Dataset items

##########

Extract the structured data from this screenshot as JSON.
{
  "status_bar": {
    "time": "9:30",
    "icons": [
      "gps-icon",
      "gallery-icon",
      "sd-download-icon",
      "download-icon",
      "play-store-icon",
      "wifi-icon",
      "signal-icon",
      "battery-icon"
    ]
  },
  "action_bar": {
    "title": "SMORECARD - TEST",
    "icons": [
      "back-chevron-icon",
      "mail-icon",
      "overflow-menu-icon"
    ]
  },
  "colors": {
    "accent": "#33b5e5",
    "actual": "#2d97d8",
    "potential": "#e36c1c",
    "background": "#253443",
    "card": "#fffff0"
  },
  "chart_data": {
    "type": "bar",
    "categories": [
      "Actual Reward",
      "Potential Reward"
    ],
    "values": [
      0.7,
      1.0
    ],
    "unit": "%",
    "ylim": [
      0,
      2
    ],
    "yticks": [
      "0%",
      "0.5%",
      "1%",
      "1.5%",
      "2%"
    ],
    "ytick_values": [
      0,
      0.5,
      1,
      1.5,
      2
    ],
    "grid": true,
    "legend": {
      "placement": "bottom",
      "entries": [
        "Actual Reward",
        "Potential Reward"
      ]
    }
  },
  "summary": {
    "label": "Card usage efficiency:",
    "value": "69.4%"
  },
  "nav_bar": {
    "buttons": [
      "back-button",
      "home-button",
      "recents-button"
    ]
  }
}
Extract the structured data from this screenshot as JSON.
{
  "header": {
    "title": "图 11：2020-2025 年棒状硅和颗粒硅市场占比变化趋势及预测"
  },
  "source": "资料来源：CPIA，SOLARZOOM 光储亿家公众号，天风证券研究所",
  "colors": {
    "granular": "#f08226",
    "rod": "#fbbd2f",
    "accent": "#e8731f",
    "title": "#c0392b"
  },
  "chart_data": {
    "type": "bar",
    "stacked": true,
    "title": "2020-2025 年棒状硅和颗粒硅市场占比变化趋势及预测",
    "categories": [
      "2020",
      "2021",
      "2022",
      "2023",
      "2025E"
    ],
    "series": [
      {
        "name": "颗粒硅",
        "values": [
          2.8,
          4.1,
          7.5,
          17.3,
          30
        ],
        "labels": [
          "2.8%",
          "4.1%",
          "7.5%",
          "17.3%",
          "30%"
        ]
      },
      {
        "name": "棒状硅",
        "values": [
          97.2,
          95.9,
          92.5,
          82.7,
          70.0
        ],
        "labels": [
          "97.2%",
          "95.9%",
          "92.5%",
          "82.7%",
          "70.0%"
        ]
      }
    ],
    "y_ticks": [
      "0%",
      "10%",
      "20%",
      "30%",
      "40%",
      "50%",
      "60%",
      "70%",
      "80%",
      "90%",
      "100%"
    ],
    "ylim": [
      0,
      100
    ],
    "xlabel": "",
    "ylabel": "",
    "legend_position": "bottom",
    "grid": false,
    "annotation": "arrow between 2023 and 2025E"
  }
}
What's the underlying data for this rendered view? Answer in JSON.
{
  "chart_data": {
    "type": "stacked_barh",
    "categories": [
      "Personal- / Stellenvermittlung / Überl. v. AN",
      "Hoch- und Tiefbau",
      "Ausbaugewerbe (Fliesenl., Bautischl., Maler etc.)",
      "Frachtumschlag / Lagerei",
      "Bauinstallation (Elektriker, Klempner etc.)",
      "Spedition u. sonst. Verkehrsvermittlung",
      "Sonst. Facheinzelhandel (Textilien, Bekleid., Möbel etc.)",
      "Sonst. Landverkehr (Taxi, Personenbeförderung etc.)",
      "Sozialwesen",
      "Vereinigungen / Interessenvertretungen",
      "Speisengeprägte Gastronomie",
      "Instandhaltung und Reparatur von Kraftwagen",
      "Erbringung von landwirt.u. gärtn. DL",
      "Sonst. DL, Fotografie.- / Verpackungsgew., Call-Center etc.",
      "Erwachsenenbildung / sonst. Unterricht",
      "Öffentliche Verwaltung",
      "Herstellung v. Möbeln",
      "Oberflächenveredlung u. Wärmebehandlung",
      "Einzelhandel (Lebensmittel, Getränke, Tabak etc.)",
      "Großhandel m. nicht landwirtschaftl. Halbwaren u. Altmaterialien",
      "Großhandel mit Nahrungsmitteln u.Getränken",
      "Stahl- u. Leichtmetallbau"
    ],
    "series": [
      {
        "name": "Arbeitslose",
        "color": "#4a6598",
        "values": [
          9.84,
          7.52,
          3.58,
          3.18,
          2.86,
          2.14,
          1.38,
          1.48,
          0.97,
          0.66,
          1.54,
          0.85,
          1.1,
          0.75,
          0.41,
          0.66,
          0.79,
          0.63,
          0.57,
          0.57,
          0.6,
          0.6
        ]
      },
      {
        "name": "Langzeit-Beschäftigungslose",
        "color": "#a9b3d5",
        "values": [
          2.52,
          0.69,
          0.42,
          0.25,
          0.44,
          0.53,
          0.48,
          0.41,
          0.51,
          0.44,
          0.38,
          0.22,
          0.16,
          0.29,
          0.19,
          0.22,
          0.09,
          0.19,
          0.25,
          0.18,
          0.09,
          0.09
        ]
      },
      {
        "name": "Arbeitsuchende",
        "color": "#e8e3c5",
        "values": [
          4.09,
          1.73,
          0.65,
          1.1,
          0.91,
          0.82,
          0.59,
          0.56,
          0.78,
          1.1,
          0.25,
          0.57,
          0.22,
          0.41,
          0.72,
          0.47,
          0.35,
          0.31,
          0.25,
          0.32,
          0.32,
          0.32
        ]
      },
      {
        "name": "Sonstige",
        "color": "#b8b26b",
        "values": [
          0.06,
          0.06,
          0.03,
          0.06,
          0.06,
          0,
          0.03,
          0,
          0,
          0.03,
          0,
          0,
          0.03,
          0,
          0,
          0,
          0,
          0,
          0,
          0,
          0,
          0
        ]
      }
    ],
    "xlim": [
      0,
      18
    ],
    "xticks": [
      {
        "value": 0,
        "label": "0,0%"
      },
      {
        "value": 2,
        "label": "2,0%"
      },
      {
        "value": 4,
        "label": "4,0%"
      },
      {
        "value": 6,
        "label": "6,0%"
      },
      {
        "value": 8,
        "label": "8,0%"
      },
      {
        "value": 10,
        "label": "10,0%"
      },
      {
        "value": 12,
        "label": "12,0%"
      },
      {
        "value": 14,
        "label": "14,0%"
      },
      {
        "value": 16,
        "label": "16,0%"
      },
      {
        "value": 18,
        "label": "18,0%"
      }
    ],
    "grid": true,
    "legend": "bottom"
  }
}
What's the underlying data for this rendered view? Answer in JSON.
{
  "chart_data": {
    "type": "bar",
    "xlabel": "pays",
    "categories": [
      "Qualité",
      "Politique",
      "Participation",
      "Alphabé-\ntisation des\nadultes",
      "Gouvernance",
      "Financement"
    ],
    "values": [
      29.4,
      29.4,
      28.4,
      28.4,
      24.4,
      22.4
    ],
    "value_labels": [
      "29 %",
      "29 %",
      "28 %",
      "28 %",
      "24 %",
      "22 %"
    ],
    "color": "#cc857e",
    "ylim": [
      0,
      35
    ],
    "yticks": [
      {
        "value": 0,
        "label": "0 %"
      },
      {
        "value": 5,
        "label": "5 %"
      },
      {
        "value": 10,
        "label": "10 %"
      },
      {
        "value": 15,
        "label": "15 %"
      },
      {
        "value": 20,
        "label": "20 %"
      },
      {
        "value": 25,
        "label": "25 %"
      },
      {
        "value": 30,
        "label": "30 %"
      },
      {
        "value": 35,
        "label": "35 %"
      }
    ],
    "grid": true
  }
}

##########

Faithfully copy every entry, leaving nothing out.

TASK SOLUTION.
Extract the structured data from this screenshot as JSON.
{
  "status_bar": {
    "time": "9:30",
    "icons": [
      "gps-icon",
      "gallery-icon",
      "sd-download-icon",
      "download-icon",
      "play-store-icon",
      "wifi-icon",
      "signal-icon",
      "battery-icon"
    ]
  },
  "action_bar": {
    "title": "SMORECARD - TEST",
    "icons": [
      "back-chevron-icon",
      "mail-icon",
      "overflow-menu-icon"
    ]
  },
  "colors": {
    "accent": "#33b5e5",
    "actual": "#2d97d8",
    "potential": "#e36c1c",
    "background": "#253443",
    "card": "#fffff0"
  },
  "chart_data": {
    "type": "bar",
    "categories": [
      "Actual Reward",
      "Potential Reward"
    ],
    "values": [
      0.7,
      1.0
    ],
    "unit": "%",
    "ylim": [
      0,
      2
    ],
    "yticks": [
      "0%",
      "0.5%",
      "1%",
      "1.5%",
      "2%"
    ],
    "ytick_values": [
      0,
      0.5,
      1,
      1.5,
      2
    ],
    "grid": true,
    "legend": {
      "placement": "bottom",
      "entries": [
        "Actual Reward",
        "Potential Reward"
      ]
    }
  },
  "summary": {
    "label": "Card usage efficiency:",
    "value": "69.4%"
  },
  "nav_bar": {
    "buttons": [
      "back-button",
      "home-button",
      "recents-button"
    ]
  }
}
Extract the structured data from this screenshot as JSON.
{
  "header": {
    "title": "图 11：2020-2025 年棒状硅和颗粒硅市场占比变化趋势及预测"
  },
  "source": "资料来源：CPIA，SOLARZOOM 光储亿家公众号，天风证券研究所",
  "colors": {
    "granular": "#f08226",
    "rod": "#fbbd2f",
    "accent": "#e8731f",
    "title": "#c0392b"
  },
  "chart_data": {
    "type": "bar",
    "stacked": true,
    "title": "2020-2025 年棒状硅和颗粒硅市场占比变化趋势及预测",
    "categories": [
      "2020",
      "2021",
      "2022",
      "2023",
      "2025E"
    ],
    "series": [
      {
        "name": "颗粒硅",
        "values": [
          2.8,
          4.1,
          7.5,
          17.3,
          30
        ],
        "labels": [
          "2.8%",
          "4.1%",
          "7.5%",
          "17.3%",
          "30%"
        ]
      },
      {
        "name": "棒状硅",
        "values": [
          97.2,
          95.9,
          92.5,
          82.7,
          70.0
        ],
        "labels": [
          "97.2%",
          "95.9%",
          "92.5%",
          "82.7%",
          "70.0%"
        ]
      }
    ],
    "y_ticks": [
      "0%",
      "10%",
      "20%",
      "30%",
      "40%",
      "50%",
      "60%",
      "70%",
      "80%",
      "90%",
      "100%"
    ],
    "ylim": [
      0,
      100
    ],
    "xlabel": "",
    "ylabel": "",
    "legend_position": "bottom",
    "grid": false,
    "annotation": "arrow between 2023 and 2025E"
  }
}
What's the underlying data for this rendered view? Answer in JSON.
{
  "chart_data": {
    "type": "stacked_barh",
    "categories": [
      "Personal- / Stellenvermittlung / Überl. v. AN",
      "Hoch- und Tiefbau",
      "Ausbaugewerbe (Fliesenl., Bautischl., Maler etc.)",
      "Frachtumschlag / Lagerei",
      "Bauinstallation (Elektriker, Klempner etc.)",
      "Spedition u. sonst. Verkehrsvermittlung",
      "Sonst. Facheinzelhandel (Textilien, Bekleid., Möbel etc.)",
      "Sonst. Landverkehr (Taxi, Personenbeförderung etc.)",
      "Sozialwesen",
      "Vereinigungen / Interessenvertretungen",
      "Speisengeprägte Gastronomie",
      "Instandhaltung und Reparatur von Kraftwagen",
      "Erbringung von landwirt.u. gärtn. DL",
      "Sonst. DL, Fotografie.- / Verpackungsgew., Call-Center etc.",
      "Erwachsenenbildung / sonst. Unterricht",
      "Öffentliche Verwaltung",
      "Herstellung v. Möbeln",
      "Oberflächenveredlung u. Wärmebehandlung",
      "Einzelhandel (Lebensmittel, Getränke, Tabak etc.)",
      "Großhandel m. nicht landwirtschaftl. Halbwaren u. Altmaterialien",
      "Großhandel mit Nahrungsmitteln u.Getränken",
      "Stahl- u. Leichtmetallbau"
    ],
    "series": [
      {
        "name": "Arbeitslose",
        "color": "#4a6598",
        "values": [
          9.84,
          7.52,
          3.58,
          3.18,
          2.86,
          2.14,
          1.38,
          1.48,
          0.97,
          0.66,
          1.54,
          0.85,
          1.1,
          0.75,
          0.41,
          0.66,
          0.79,
          0.63,
          0.57,
          0.57,
          0.6,
          0.6
        ]
      },
      {
        "name": "Langzeit-Beschäftigungslose",
        "color": "#a9b3d5",
        "values": [
          2.52,
          0.69,
          0.42,
          0.25,
          0.44,
          0.53,
          0.48,
          0.41,
          0.51,
          0.44,
          0.38,
          0.22,
          0.16,
          0.29,
          0.19,
          0.22,
          0.09,
          0.19,
          0.25,
          0.18,
          0.09,
          0.09
        ]
      },
      {
        "name": "Arbeitsuchende",
        "color": "#e8e3c5",
        "values": [
          4.09,
          1.73,
          0.65,
          1.1,
          0.91,
          0.82,
          0.59,
          0.56,
          0.78,
          1.1,
          0.25,
          0.57,
          0.22,
          0.41,
          0.72,
          0.47,
          0.35,
          0.31,
          0.25,
          0.32,
          0.32,
          0.32
        ]
      },
      {
        "name": "Sonstige",
        "color": "#b8b26b",
        "values": [
          0.06,
          0.06,
          0.03,
          0.06,
          0.06,
          0,
          0.03,
          0,
          0,
          0.03,
          0,
          0,
          0.03,
          0,
          0,
          0,
          0,
          0,
          0,
          0,
          0,
          0
        ]
      }
    ],
    "xlim": [
      0,
      18
    ],
    "xticks": [
      {
        "value": 0,
        "label": "0,0%"
      },
      {
        "value": 2,
        "label": "2,0%"
      },
      {
        "value": 4,
        "label": "4,0%"
      },
      {
        "value": 6,
        "label": "6,0%"
      },
      {
        "value": 8,
        "label": "8,0%"
      },
      {
        "value": 10,
        "label": "10,0%"
      },
      {
        "value": 12,
        "label": "12,0%"
      },
      {
        "value": 14,
        "label": "14,0%"
      },
      {
        "value": 16,
        "label": "16,0%"
      },
      {
        "value": 18,
        "label": "18,0%"
      }
    ],
    "grid": true,
    "legend": "bottom"
  }
}
What's the underlying data for this rendered view? Answer in JSON.
{
  "chart_data": {
    "type": "bar",
    "xlabel": "pays",
    "categories": [
      "Qualité",
      "Politique",
      "Participation",
      "Alphabé-\ntisation des\nadultes",
      "Gouvernance",
      "Financement"
    ],
    "values": [
      29.4,
      29.4,
      28.4,
      28.4,
      24.4,
      22.4
    ],
    "value_labels": [
      "29 %",
      "29 %",
      "28 %",
      "28 %",
      "24 %",
      "22 %"
    ],
    "color": "#cc857e",
    "ylim": [
      0,
      35
    ],
    "yticks": [
      {
        "value": 0,
        "label": "0 %"
      },
      {
        "value": 5,
        "label": "5 %"
      },
      {
        "value": 10,
        "label": "10 %"
      },
      {
        "value": 15,
        "label": "15 %"
      },
      {
        "value": 20,
        "label": "20 %"
      },
      {
        "value": 25,
        "label": "25 %"
      },
      {
        "value": 30,
        "label": "30 %"
      },
      {
        "value": 35,
        "label": "35 %"
      }
    ],
    "grid": true
  }
}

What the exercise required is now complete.